Collected data
══════════

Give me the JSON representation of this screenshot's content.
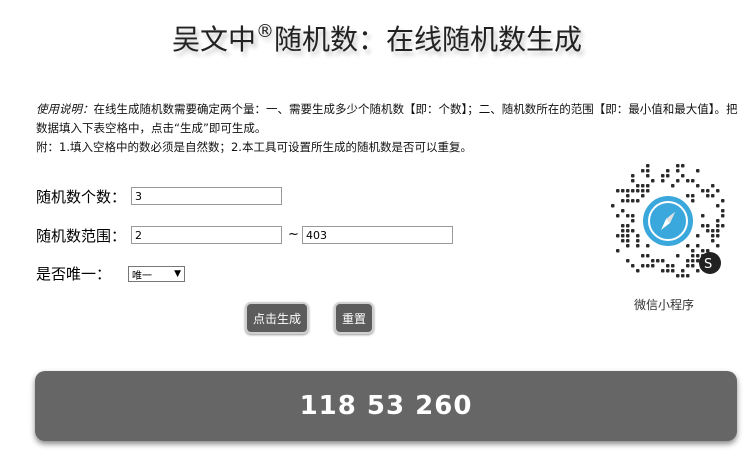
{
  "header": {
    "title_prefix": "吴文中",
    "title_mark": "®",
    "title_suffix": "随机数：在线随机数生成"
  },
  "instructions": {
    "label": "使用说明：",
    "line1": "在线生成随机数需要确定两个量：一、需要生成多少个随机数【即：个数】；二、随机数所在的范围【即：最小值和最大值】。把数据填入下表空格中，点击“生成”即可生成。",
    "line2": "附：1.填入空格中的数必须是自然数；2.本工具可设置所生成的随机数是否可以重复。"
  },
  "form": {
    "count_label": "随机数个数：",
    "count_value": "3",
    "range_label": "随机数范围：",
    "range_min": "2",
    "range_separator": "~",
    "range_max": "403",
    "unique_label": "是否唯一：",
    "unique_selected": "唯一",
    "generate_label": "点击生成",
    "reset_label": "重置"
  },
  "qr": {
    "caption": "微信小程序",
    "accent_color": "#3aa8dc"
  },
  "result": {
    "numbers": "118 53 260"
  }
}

══════════

Pictures are excluded; repeat every record exactly.

Reply to the exercise:
Give me the JSON representation of this screenshot's content.
{
  "header": {
    "title_prefix": "吴文中",
    "title_mark": "®",
    "title_suffix": "随机数：在线随机数生成"
  },
  "instructions": {
    "label": "使用说明：",
    "line1": "在线生成随机数需要确定两个量：一、需要生成多少个随机数【即：个数】；二、随机数所在的范围【即：最小值和最大值】。把数据填入下表空格中，点击“生成”即可生成。",
    "line2": "附：1.填入空格中的数必须是自然数；2.本工具可设置所生成的随机数是否可以重复。"
  },
  "form": {
    "count_label": "随机数个数：",
    "count_value": "3",
    "range_label": "随机数范围：",
    "range_min": "2",
    "range_separator": "~",
    "range_max": "403",
    "unique_label": "是否唯一：",
    "unique_selected": "唯一",
    "generate_label": "点击生成",
    "reset_label": "重置"
  },
  "qr": {
    "caption": "微信小程序",
    "accent_color": "#3aa8dc"
  },
  "result": {
    "numbers": "118 53 260"
  }
}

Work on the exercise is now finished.